■ **Request**
Can you transcribe every record below exactly as it appears?

■ **Data records**
--- start ---

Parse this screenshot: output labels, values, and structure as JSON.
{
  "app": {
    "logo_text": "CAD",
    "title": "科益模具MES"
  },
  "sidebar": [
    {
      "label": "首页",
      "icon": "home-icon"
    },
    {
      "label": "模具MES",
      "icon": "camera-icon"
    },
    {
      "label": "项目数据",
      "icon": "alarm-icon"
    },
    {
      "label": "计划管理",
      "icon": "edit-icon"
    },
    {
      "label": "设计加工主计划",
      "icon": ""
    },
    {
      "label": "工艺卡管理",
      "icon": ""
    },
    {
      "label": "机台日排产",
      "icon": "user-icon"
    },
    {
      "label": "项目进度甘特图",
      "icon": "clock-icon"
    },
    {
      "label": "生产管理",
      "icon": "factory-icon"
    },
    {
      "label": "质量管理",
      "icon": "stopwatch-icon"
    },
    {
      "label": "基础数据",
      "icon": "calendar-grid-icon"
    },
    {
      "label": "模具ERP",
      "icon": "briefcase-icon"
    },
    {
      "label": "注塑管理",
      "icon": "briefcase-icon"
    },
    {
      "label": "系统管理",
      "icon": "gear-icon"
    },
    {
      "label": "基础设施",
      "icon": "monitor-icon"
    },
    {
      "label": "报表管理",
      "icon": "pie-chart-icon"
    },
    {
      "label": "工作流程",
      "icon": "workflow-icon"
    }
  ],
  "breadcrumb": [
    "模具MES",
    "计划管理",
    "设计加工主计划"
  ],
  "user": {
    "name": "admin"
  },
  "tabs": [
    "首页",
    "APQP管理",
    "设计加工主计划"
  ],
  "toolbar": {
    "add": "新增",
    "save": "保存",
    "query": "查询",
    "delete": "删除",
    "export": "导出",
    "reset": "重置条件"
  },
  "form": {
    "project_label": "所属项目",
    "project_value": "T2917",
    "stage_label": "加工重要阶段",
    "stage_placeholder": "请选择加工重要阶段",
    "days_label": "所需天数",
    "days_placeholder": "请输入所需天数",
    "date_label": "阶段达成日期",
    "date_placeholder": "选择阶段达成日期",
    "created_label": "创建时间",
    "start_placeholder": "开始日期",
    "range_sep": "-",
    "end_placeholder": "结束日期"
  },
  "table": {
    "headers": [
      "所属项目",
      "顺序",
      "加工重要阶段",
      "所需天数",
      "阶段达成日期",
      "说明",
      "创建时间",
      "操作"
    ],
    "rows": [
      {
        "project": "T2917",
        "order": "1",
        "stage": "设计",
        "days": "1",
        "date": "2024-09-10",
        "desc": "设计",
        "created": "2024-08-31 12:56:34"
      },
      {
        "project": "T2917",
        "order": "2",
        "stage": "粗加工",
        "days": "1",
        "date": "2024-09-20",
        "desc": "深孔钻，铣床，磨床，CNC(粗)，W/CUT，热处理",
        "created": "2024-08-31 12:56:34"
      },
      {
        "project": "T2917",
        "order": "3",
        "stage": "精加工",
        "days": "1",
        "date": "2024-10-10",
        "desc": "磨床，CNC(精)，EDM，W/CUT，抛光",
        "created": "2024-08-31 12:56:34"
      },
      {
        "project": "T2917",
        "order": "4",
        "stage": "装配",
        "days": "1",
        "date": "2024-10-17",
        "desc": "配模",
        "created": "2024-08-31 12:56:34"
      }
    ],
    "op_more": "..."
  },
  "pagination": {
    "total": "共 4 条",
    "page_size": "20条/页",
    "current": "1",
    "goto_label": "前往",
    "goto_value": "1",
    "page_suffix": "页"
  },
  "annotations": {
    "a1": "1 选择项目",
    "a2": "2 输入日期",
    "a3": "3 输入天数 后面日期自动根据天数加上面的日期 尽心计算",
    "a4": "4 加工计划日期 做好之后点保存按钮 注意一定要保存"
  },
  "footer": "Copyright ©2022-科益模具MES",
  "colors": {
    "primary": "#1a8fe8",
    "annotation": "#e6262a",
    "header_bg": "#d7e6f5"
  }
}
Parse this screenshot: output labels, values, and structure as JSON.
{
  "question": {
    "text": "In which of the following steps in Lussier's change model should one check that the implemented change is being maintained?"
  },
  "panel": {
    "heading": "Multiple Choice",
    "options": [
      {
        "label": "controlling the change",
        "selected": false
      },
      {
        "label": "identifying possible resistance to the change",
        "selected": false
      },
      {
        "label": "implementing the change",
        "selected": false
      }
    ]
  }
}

--- end ---

■ **Written solution**
Parse this screenshot: output labels, values, and structure as JSON.
{
  "app": {
    "logo_text": "CAD",
    "title": "科益模具MES"
  },
  "sidebar": [
    {
      "label": "首页",
      "icon": "home-icon"
    },
    {
      "label": "模具MES",
      "icon": "camera-icon"
    },
    {
      "label": "项目数据",
      "icon": "alarm-icon"
    },
    {
      "label": "计划管理",
      "icon": "edit-icon"
    },
    {
      "label": "设计加工主计划",
      "icon": ""
    },
    {
      "label": "工艺卡管理",
      "icon": ""
    },
    {
      "label": "机台日排产",
      "icon": "user-icon"
    },
    {
      "label": "项目进度甘特图",
      "icon": "clock-icon"
    },
    {
      "label": "生产管理",
      "icon": "factory-icon"
    },
    {
      "label": "质量管理",
      "icon": "stopwatch-icon"
    },
    {
      "label": "基础数据",
      "icon": "calendar-grid-icon"
    },
    {
      "label": "模具ERP",
      "icon": "briefcase-icon"
    },
    {
      "label": "注塑管理",
      "icon": "briefcase-icon"
    },
    {
      "label": "系统管理",
      "icon": "gear-icon"
    },
    {
      "label": "基础设施",
      "icon": "monitor-icon"
    },
    {
      "label": "报表管理",
      "icon": "pie-chart-icon"
    },
    {
      "label": "工作流程",
      "icon": "workflow-icon"
    }
  ],
  "breadcrumb": [
    "模具MES",
    "计划管理",
    "设计加工主计划"
  ],
  "user": {
    "name": "admin"
  },
  "tabs": [
    "首页",
    "APQP管理",
    "设计加工主计划"
  ],
  "toolbar": {
    "add": "新增",
    "save": "保存",
    "query": "查询",
    "delete": "删除",
    "export": "导出",
    "reset": "重置条件"
  },
  "form": {
    "project_label": "所属项目",
    "project_value": "T2917",
    "stage_label": "加工重要阶段",
    "stage_placeholder": "请选择加工重要阶段",
    "days_label": "所需天数",
    "days_placeholder": "请输入所需天数",
    "date_label": "阶段达成日期",
    "date_placeholder": "选择阶段达成日期",
    "created_label": "创建时间",
    "start_placeholder": "开始日期",
    "range_sep": "-",
    "end_placeholder": "结束日期"
  },
  "table": {
    "headers": [
      "所属项目",
      "顺序",
      "加工重要阶段",
      "所需天数",
      "阶段达成日期",
      "说明",
      "创建时间",
      "操作"
    ],
    "rows": [
      {
        "project": "T2917",
        "order": "1",
        "stage": "设计",
        "days": "1",
        "date": "2024-09-10",
        "desc": "设计",
        "created": "2024-08-31 12:56:34"
      },
      {
        "project": "T2917",
        "order": "2",
        "stage": "粗加工",
        "days": "1",
        "date": "2024-09-20",
        "desc": "深孔钻，铣床，磨床，CNC(粗)，W/CUT，热处理",
        "created": "2024-08-31 12:56:34"
      },
      {
        "project": "T2917",
        "order": "3",
        "stage": "精加工",
        "days": "1",
        "date": "2024-10-10",
        "desc": "磨床，CNC(精)，EDM，W/CUT，抛光",
        "created": "2024-08-31 12:56:34"
      },
      {
        "project": "T2917",
        "order": "4",
        "stage": "装配",
        "days": "1",
        "date": "2024-10-17",
        "desc": "配模",
        "created": "2024-08-31 12:56:34"
      }
    ],
    "op_more": "..."
  },
  "pagination": {
    "total": "共 4 条",
    "page_size": "20条/页",
    "current": "1",
    "goto_label": "前往",
    "goto_value": "1",
    "page_suffix": "页"
  },
  "annotations": {
    "a1": "1 选择项目",
    "a2": "2 输入日期",
    "a3": "3 输入天数 后面日期自动根据天数加上面的日期 尽心计算",
    "a4": "4 加工计划日期 做好之后点保存按钮 注意一定要保存"
  },
  "footer": "Copyright ©2022-科益模具MES",
  "colors": {
    "primary": "#1a8fe8",
    "annotation": "#e6262a",
    "header_bg": "#d7e6f5"
  }
}
Parse this screenshot: output labels, values, and structure as JSON.
{
  "question": {
    "text": "In which of the following steps in Lussier's change model should one check that the implemented change is being maintained?"
  },
  "panel": {
    "heading": "Multiple Choice",
    "options": [
      {
        "label": "controlling the change",
        "selected": false
      },
      {
        "label": "identifying possible resistance to the change",
        "selected": false
      },
      {
        "label": "implementing the change",
        "selected": false
      }
    ]
  }
}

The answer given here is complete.